--- start of Source records ---
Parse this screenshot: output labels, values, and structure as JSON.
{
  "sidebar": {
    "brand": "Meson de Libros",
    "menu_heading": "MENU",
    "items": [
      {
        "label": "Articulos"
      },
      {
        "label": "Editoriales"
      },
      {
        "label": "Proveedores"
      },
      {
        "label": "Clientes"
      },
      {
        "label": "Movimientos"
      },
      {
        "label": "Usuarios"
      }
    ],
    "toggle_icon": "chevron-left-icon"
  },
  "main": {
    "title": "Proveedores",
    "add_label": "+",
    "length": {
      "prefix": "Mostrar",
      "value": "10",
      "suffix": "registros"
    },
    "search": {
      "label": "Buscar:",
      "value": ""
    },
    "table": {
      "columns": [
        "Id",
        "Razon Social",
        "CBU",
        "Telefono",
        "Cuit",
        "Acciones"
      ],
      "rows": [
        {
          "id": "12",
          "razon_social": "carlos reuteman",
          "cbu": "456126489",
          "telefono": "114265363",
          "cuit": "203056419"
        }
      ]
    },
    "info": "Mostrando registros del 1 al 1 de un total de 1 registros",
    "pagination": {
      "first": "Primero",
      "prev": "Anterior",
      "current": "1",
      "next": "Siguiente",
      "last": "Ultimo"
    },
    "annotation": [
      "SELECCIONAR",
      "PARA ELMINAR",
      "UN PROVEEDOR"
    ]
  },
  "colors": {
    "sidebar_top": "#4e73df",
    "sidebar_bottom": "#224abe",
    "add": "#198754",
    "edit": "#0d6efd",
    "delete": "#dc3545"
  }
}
--- end of Source records ---
--- start of Source records ---
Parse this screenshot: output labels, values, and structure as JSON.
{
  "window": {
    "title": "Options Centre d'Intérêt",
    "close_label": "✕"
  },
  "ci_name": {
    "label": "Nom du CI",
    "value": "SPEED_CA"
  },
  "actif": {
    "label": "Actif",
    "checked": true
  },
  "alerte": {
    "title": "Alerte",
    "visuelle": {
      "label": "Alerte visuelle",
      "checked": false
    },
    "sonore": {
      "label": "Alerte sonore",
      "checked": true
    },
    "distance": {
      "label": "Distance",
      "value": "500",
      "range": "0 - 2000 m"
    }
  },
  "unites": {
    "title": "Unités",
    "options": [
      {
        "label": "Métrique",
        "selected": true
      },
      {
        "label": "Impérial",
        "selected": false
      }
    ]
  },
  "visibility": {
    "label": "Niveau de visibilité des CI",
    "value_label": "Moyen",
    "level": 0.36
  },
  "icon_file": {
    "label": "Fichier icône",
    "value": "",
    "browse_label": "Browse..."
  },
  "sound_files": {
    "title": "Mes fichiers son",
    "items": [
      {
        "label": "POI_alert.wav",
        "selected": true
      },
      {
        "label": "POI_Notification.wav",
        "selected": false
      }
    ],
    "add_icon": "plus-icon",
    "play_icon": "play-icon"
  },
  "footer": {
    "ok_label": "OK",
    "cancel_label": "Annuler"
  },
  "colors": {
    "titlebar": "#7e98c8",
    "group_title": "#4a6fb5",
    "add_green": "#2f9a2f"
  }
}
--- end of Source records ---
*Instruction*:
Go through the material above and count the lines that contain "true"; answer with the number alone.

*Task result*:
4